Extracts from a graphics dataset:

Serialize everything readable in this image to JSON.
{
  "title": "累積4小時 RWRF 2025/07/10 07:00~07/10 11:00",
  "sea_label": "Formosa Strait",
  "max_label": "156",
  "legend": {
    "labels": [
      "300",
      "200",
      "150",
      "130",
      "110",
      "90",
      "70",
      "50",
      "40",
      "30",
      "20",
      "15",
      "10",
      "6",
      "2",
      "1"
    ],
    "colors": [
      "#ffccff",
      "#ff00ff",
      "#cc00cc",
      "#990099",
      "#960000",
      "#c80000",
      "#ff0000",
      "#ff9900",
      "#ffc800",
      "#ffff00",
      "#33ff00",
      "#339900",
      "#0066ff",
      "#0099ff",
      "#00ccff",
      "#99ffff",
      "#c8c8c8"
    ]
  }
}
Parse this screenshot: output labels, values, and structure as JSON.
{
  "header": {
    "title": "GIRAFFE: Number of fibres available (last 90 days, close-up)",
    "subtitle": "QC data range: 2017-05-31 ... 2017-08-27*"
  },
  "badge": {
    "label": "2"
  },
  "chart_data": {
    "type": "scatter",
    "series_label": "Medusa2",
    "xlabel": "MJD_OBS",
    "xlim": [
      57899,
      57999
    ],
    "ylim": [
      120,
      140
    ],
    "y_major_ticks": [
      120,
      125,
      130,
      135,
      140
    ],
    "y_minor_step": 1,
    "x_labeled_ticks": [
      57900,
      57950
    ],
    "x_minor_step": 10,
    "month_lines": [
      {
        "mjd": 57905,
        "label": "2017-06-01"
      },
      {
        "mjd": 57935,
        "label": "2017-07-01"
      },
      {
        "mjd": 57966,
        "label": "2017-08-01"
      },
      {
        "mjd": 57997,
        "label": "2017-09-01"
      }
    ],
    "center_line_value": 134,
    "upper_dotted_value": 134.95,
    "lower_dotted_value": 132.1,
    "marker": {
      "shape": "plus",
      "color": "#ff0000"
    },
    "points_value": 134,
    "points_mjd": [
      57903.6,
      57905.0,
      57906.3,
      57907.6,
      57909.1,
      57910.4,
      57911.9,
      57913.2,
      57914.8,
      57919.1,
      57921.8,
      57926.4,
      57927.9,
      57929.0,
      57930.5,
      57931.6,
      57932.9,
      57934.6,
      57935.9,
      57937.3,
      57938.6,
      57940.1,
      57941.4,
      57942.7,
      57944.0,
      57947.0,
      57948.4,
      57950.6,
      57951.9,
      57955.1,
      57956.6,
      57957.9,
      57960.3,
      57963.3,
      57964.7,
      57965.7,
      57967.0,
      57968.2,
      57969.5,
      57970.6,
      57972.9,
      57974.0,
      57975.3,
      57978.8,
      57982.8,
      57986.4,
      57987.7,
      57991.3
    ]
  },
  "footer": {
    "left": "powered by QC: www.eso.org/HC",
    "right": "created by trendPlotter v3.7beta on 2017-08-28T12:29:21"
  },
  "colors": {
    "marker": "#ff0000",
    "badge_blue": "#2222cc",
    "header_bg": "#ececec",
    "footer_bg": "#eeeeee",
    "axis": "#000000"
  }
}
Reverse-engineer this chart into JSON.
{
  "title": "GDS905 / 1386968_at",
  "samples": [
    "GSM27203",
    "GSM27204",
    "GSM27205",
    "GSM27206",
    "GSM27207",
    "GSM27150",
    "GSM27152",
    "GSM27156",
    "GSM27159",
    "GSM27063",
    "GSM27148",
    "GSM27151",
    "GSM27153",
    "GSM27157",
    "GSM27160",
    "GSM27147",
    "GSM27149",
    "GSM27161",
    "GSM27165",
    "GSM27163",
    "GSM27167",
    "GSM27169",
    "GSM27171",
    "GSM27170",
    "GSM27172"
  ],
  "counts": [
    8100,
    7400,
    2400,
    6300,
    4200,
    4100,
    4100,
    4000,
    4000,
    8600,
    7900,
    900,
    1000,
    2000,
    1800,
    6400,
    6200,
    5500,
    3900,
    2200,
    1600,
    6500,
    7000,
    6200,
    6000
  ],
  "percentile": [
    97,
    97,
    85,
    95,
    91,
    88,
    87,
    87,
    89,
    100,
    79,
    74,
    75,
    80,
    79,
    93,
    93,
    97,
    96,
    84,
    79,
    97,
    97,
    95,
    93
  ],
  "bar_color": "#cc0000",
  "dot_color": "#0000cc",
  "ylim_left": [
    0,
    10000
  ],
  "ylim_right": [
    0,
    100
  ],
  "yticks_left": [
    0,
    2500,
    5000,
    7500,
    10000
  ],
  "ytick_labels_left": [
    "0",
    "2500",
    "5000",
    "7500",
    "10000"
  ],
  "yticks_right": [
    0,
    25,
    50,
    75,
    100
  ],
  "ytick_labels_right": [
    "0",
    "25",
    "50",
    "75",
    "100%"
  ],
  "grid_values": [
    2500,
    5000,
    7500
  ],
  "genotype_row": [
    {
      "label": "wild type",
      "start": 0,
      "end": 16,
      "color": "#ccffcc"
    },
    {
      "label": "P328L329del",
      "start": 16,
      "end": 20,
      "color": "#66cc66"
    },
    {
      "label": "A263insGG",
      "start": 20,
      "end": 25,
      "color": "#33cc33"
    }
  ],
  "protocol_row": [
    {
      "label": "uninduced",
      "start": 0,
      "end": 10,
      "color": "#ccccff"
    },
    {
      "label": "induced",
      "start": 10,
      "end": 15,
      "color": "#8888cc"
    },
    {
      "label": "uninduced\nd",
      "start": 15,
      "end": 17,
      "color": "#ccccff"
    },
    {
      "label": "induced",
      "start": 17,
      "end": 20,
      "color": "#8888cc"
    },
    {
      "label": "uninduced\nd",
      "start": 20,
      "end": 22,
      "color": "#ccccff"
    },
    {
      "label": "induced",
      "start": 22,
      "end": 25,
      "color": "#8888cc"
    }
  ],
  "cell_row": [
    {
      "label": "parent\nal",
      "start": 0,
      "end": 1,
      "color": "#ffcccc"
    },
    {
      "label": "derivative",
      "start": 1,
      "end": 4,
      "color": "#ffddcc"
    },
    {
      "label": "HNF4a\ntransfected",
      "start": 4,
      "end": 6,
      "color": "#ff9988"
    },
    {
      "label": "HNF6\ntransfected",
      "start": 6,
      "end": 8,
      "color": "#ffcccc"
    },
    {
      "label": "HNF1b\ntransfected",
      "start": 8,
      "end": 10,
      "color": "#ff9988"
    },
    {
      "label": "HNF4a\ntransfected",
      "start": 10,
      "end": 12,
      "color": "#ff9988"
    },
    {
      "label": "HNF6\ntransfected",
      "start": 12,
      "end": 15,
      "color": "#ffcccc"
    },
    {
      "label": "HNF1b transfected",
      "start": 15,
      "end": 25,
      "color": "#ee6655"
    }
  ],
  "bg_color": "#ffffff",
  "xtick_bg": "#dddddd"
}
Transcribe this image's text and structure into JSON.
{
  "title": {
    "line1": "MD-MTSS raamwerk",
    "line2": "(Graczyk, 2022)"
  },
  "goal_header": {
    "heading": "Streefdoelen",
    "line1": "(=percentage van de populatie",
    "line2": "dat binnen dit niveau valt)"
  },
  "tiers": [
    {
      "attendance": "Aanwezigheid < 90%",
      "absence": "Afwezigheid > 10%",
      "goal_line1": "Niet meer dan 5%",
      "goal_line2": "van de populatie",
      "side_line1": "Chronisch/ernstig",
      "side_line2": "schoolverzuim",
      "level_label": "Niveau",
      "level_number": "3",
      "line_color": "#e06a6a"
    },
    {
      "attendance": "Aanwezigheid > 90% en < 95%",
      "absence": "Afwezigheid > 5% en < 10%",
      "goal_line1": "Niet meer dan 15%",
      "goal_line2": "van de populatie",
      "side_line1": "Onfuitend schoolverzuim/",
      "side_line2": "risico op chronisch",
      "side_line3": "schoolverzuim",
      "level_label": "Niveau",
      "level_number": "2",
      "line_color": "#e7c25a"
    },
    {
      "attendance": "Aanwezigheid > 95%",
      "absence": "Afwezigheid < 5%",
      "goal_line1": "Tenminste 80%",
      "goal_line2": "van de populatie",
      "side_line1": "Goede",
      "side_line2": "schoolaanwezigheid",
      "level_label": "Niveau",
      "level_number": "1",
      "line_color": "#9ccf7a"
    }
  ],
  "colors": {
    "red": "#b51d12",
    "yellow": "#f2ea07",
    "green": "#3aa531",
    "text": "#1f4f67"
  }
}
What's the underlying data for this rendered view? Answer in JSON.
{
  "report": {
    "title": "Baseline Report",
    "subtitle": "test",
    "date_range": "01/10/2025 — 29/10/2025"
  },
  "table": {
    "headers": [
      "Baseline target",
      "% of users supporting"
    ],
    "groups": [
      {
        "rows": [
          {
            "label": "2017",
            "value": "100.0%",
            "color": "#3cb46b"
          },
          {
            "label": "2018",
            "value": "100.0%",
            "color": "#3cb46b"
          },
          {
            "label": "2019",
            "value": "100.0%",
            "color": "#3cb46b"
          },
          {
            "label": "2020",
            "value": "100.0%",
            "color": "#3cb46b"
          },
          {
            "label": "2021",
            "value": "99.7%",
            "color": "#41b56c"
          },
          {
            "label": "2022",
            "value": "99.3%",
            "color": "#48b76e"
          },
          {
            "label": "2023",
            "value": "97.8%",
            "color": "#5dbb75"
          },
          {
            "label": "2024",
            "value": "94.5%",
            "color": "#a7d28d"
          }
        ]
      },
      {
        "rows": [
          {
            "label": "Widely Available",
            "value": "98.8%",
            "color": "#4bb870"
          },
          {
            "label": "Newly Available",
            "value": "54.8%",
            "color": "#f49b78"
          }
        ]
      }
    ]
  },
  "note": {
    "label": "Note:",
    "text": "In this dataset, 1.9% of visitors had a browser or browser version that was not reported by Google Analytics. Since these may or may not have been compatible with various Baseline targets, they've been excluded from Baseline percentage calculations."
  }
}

● **What you will do**
Only the number is wanted: how many lines in the entries above contain the string "percentage"?

● **Worked answer**
2